▶ **PROBLEM REQUIREMENTS**:
Rewrite every line of the records below, putting "ellipsis-dot" wherever "more-dot" appears and leaving everything else unchanged.

[Element-and-box listings]
»»
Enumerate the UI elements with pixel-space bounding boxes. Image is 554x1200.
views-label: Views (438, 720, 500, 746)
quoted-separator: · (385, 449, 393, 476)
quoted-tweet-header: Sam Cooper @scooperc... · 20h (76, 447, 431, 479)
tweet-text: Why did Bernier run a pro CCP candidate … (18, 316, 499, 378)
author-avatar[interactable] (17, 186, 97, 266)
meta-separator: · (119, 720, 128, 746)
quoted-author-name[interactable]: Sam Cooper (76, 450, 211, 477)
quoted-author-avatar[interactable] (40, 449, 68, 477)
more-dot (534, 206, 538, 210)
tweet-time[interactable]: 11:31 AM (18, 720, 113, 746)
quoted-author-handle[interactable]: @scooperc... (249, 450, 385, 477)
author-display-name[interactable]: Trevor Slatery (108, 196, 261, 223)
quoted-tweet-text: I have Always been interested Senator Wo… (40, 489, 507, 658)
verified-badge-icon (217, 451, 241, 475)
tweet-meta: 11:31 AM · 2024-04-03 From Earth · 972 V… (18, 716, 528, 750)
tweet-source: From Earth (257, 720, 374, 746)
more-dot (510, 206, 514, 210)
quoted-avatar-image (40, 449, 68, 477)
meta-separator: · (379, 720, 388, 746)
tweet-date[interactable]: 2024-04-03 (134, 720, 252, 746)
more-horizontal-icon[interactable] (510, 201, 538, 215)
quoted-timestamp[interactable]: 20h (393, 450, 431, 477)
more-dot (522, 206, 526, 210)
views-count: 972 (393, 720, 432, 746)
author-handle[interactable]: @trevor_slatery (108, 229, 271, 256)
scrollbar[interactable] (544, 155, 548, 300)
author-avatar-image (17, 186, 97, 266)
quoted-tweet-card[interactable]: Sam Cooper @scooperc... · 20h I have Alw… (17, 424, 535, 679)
««
▶ **ANSWER**:
Enumerate the UI elements with pixel-space bounding boxes. Image is 554x1200.
views-label: Views (438, 720, 500, 746)
quoted-separator: · (385, 449, 393, 476)
quoted-tweet-header: Sam Cooper @scooperc... · 20h (76, 447, 431, 479)
tweet-text: Why did Bernier run a pro CCP candidate … (18, 316, 499, 378)
author-avatar[interactable] (17, 186, 97, 266)
meta-separator: · (119, 720, 128, 746)
quoted-author-name[interactable]: Sam Cooper (76, 450, 211, 477)
quoted-author-avatar[interactable] (40, 449, 68, 477)
ellipsis-dot (534, 206, 538, 210)
tweet-time[interactable]: 11:31 AM (18, 720, 113, 746)
quoted-author-handle[interactable]: @scooperc... (249, 450, 385, 477)
author-display-name[interactable]: Trevor Slatery (108, 196, 261, 223)
quoted-tweet-text: I have Always been interested Senator Wo… (40, 489, 507, 658)
verified-badge-icon (217, 451, 241, 475)
tweet-meta: 11:31 AM · 2024-04-03 From Earth · 972 V… (18, 716, 528, 750)
tweet-source: From Earth (257, 720, 374, 746)
ellipsis-dot (510, 206, 514, 210)
quoted-avatar-image (40, 449, 68, 477)
meta-separator: · (379, 720, 388, 746)
tweet-date[interactable]: 2024-04-03 (134, 720, 252, 746)
more-horizontal-icon[interactable] (510, 201, 538, 215)
quoted-timestamp[interactable]: 20h (393, 450, 431, 477)
ellipsis-dot (522, 206, 526, 210)
views-count: 972 (393, 720, 432, 746)
author-handle[interactable]: @trevor_slatery (108, 229, 271, 256)
scrollbar[interactable] (544, 155, 548, 300)
author-avatar-image (17, 186, 97, 266)
quoted-tweet-card[interactable]: Sam Cooper @scooperc... · 20h I have Alw… (17, 424, 535, 679)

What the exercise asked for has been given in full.